**Source material**:

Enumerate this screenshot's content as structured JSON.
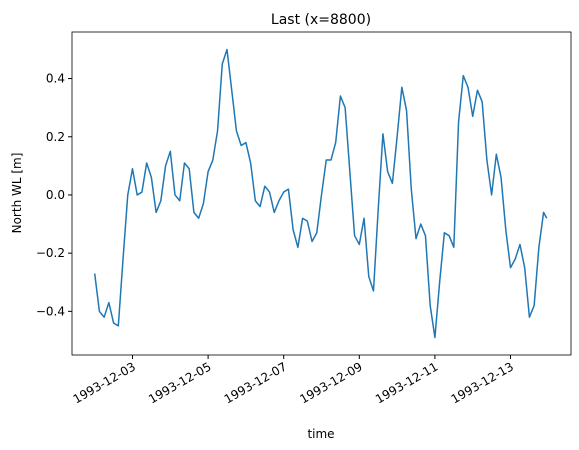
{
  "chart_data": {
    "type": "line",
    "title": "Last (x=8800)",
    "x_label": "time",
    "y_label": "North WL [m]",
    "x": [
      "1993-12-02T00:00",
      "1993-12-02T03:00",
      "1993-12-02T06:00",
      "1993-12-02T09:00",
      "1993-12-02T12:00",
      "1993-12-02T15:00",
      "1993-12-02T18:00",
      "1993-12-02T21:00",
      "1993-12-03T00:00",
      "1993-12-03T03:00",
      "1993-12-03T06:00",
      "1993-12-03T09:00",
      "1993-12-03T12:00",
      "1993-12-03T15:00",
      "1993-12-03T18:00",
      "1993-12-03T21:00",
      "1993-12-04T00:00",
      "1993-12-04T03:00",
      "1993-12-04T06:00",
      "1993-12-04T09:00",
      "1993-12-04T12:00",
      "1993-12-04T15:00",
      "1993-12-04T18:00",
      "1993-12-04T21:00",
      "1993-12-05T00:00",
      "1993-12-05T03:00",
      "1993-12-05T06:00",
      "1993-12-05T09:00",
      "1993-12-05T12:00",
      "1993-12-05T15:00",
      "1993-12-05T18:00",
      "1993-12-05T21:00",
      "1993-12-06T00:00",
      "1993-12-06T03:00",
      "1993-12-06T06:00",
      "1993-12-06T09:00",
      "1993-12-06T12:00",
      "1993-12-06T15:00",
      "1993-12-06T18:00",
      "1993-12-06T21:00",
      "1993-12-07T00:00",
      "1993-12-07T03:00",
      "1993-12-07T06:00",
      "1993-12-07T09:00",
      "1993-12-07T12:00",
      "1993-12-07T15:00",
      "1993-12-07T18:00",
      "1993-12-07T21:00",
      "1993-12-08T00:00",
      "1993-12-08T03:00",
      "1993-12-08T06:00",
      "1993-12-08T09:00",
      "1993-12-08T12:00",
      "1993-12-08T15:00",
      "1993-12-08T18:00",
      "1993-12-08T21:00",
      "1993-12-09T00:00",
      "1993-12-09T03:00",
      "1993-12-09T06:00",
      "1993-12-09T09:00",
      "1993-12-09T12:00",
      "1993-12-09T15:00",
      "1993-12-09T18:00",
      "1993-12-09T21:00",
      "1993-12-10T00:00",
      "1993-12-10T03:00",
      "1993-12-10T06:00",
      "1993-12-10T09:00",
      "1993-12-10T12:00",
      "1993-12-10T15:00",
      "1993-12-10T18:00",
      "1993-12-10T21:00",
      "1993-12-11T00:00",
      "1993-12-11T03:00",
      "1993-12-11T06:00",
      "1993-12-11T09:00",
      "1993-12-11T12:00",
      "1993-12-11T15:00",
      "1993-12-11T18:00",
      "1993-12-11T21:00",
      "1993-12-12T00:00",
      "1993-12-12T03:00",
      "1993-12-12T06:00",
      "1993-12-12T09:00",
      "1993-12-12T12:00",
      "1993-12-12T15:00",
      "1993-12-12T18:00",
      "1993-12-12T21:00",
      "1993-12-13T00:00",
      "1993-12-13T03:00",
      "1993-12-13T06:00",
      "1993-12-13T09:00",
      "1993-12-13T12:00",
      "1993-12-13T15:00",
      "1993-12-13T18:00",
      "1993-12-13T21:00",
      "1993-12-13T23:00"
    ],
    "series": [
      {
        "name": "North WL",
        "color": "#1f77b4",
        "values": [
          -0.27,
          -0.4,
          -0.42,
          -0.37,
          -0.44,
          -0.45,
          -0.22,
          0.0,
          0.09,
          0.0,
          0.01,
          0.11,
          0.06,
          -0.06,
          -0.02,
          0.1,
          0.15,
          0.0,
          -0.02,
          0.11,
          0.09,
          -0.06,
          -0.08,
          -0.03,
          0.08,
          0.12,
          0.22,
          0.45,
          0.5,
          0.36,
          0.22,
          0.17,
          0.18,
          0.11,
          -0.02,
          -0.04,
          0.03,
          0.01,
          -0.06,
          -0.02,
          0.01,
          0.02,
          -0.12,
          -0.18,
          -0.08,
          -0.09,
          -0.16,
          -0.13,
          0.0,
          0.12,
          0.12,
          0.18,
          0.34,
          0.3,
          0.08,
          -0.14,
          -0.17,
          -0.08,
          -0.28,
          -0.33,
          -0.05,
          0.21,
          0.08,
          0.04,
          0.2,
          0.37,
          0.29,
          0.02,
          -0.15,
          -0.1,
          -0.14,
          -0.38,
          -0.49,
          -0.3,
          -0.13,
          -0.14,
          -0.18,
          0.25,
          0.41,
          0.37,
          0.27,
          0.36,
          0.32,
          0.12,
          0.0,
          0.14,
          0.06,
          -0.12,
          -0.25,
          -0.22,
          -0.17,
          -0.25,
          -0.42,
          -0.38,
          -0.18,
          -0.06,
          -0.08
        ]
      }
    ],
    "xlim": [
      "1993-12-01T09:36",
      "1993-12-14T14:24"
    ],
    "xticks": [
      "1993-12-03",
      "1993-12-05",
      "1993-12-07",
      "1993-12-09",
      "1993-12-11",
      "1993-12-13"
    ],
    "ylim": [
      -0.55,
      0.56
    ],
    "yticks": [
      {
        "value": -0.4,
        "label": "−0.4"
      },
      {
        "value": -0.2,
        "label": "−0.2"
      },
      {
        "value": 0,
        "label": "0.0"
      },
      0.2,
      0.4
    ]
  }
}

**What you should do**: Leave the pictures out and write out every entry exactly as given.

**Result of this task**:
Enumerate this screenshot's content as structured JSON.
{
  "chart_data": {
    "type": "line",
    "title": "Last (x=8800)",
    "x_label": "time",
    "y_label": "North WL [m]",
    "x": [
      "1993-12-02T00:00",
      "1993-12-02T03:00",
      "1993-12-02T06:00",
      "1993-12-02T09:00",
      "1993-12-02T12:00",
      "1993-12-02T15:00",
      "1993-12-02T18:00",
      "1993-12-02T21:00",
      "1993-12-03T00:00",
      "1993-12-03T03:00",
      "1993-12-03T06:00",
      "1993-12-03T09:00",
      "1993-12-03T12:00",
      "1993-12-03T15:00",
      "1993-12-03T18:00",
      "1993-12-03T21:00",
      "1993-12-04T00:00",
      "1993-12-04T03:00",
      "1993-12-04T06:00",
      "1993-12-04T09:00",
      "1993-12-04T12:00",
      "1993-12-04T15:00",
      "1993-12-04T18:00",
      "1993-12-04T21:00",
      "1993-12-05T00:00",
      "1993-12-05T03:00",
      "1993-12-05T06:00",
      "1993-12-05T09:00",
      "1993-12-05T12:00",
      "1993-12-05T15:00",
      "1993-12-05T18:00",
      "1993-12-05T21:00",
      "1993-12-06T00:00",
      "1993-12-06T03:00",
      "1993-12-06T06:00",
      "1993-12-06T09:00",
      "1993-12-06T12:00",
      "1993-12-06T15:00",
      "1993-12-06T18:00",
      "1993-12-06T21:00",
      "1993-12-07T00:00",
      "1993-12-07T03:00",
      "1993-12-07T06:00",
      "1993-12-07T09:00",
      "1993-12-07T12:00",
      "1993-12-07T15:00",
      "1993-12-07T18:00",
      "1993-12-07T21:00",
      "1993-12-08T00:00",
      "1993-12-08T03:00",
      "1993-12-08T06:00",
      "1993-12-08T09:00",
      "1993-12-08T12:00",
      "1993-12-08T15:00",
      "1993-12-08T18:00",
      "1993-12-08T21:00",
      "1993-12-09T00:00",
      "1993-12-09T03:00",
      "1993-12-09T06:00",
      "1993-12-09T09:00",
      "1993-12-09T12:00",
      "1993-12-09T15:00",
      "1993-12-09T18:00",
      "1993-12-09T21:00",
      "1993-12-10T00:00",
      "1993-12-10T03:00",
      "1993-12-10T06:00",
      "1993-12-10T09:00",
      "1993-12-10T12:00",
      "1993-12-10T15:00",
      "1993-12-10T18:00",
      "1993-12-10T21:00",
      "1993-12-11T00:00",
      "1993-12-11T03:00",
      "1993-12-11T06:00",
      "1993-12-11T09:00",
      "1993-12-11T12:00",
      "1993-12-11T15:00",
      "1993-12-11T18:00",
      "1993-12-11T21:00",
      "1993-12-12T00:00",
      "1993-12-12T03:00",
      "1993-12-12T06:00",
      "1993-12-12T09:00",
      "1993-12-12T12:00",
      "1993-12-12T15:00",
      "1993-12-12T18:00",
      "1993-12-12T21:00",
      "1993-12-13T00:00",
      "1993-12-13T03:00",
      "1993-12-13T06:00",
      "1993-12-13T09:00",
      "1993-12-13T12:00",
      "1993-12-13T15:00",
      "1993-12-13T18:00",
      "1993-12-13T21:00",
      "1993-12-13T23:00"
    ],
    "series": [
      {
        "name": "North WL",
        "color": "#1f77b4",
        "values": [
          -0.27,
          -0.4,
          -0.42,
          -0.37,
          -0.44,
          -0.45,
          -0.22,
          0.0,
          0.09,
          0.0,
          0.01,
          0.11,
          0.06,
          -0.06,
          -0.02,
          0.1,
          0.15,
          0.0,
          -0.02,
          0.11,
          0.09,
          -0.06,
          -0.08,
          -0.03,
          0.08,
          0.12,
          0.22,
          0.45,
          0.5,
          0.36,
          0.22,
          0.17,
          0.18,
          0.11,
          -0.02,
          -0.04,
          0.03,
          0.01,
          -0.06,
          -0.02,
          0.01,
          0.02,
          -0.12,
          -0.18,
          -0.08,
          -0.09,
          -0.16,
          -0.13,
          0.0,
          0.12,
          0.12,
          0.18,
          0.34,
          0.3,
          0.08,
          -0.14,
          -0.17,
          -0.08,
          -0.28,
          -0.33,
          -0.05,
          0.21,
          0.08,
          0.04,
          0.2,
          0.37,
          0.29,
          0.02,
          -0.15,
          -0.1,
          -0.14,
          -0.38,
          -0.49,
          -0.3,
          -0.13,
          -0.14,
          -0.18,
          0.25,
          0.41,
          0.37,
          0.27,
          0.36,
          0.32,
          0.12,
          0.0,
          0.14,
          0.06,
          -0.12,
          -0.25,
          -0.22,
          -0.17,
          -0.25,
          -0.42,
          -0.38,
          -0.18,
          -0.06,
          -0.08
        ]
      }
    ],
    "xlim": [
      "1993-12-01T09:36",
      "1993-12-14T14:24"
    ],
    "xticks": [
      "1993-12-03",
      "1993-12-05",
      "1993-12-07",
      "1993-12-09",
      "1993-12-11",
      "1993-12-13"
    ],
    "ylim": [
      -0.55,
      0.56
    ],
    "yticks": [
      {
        "value": -0.4,
        "label": "−0.4"
      },
      {
        "value": -0.2,
        "label": "−0.2"
      },
      {
        "value": 0,
        "label": "0.0"
      },
      0.2,
      0.4
    ]
  }
}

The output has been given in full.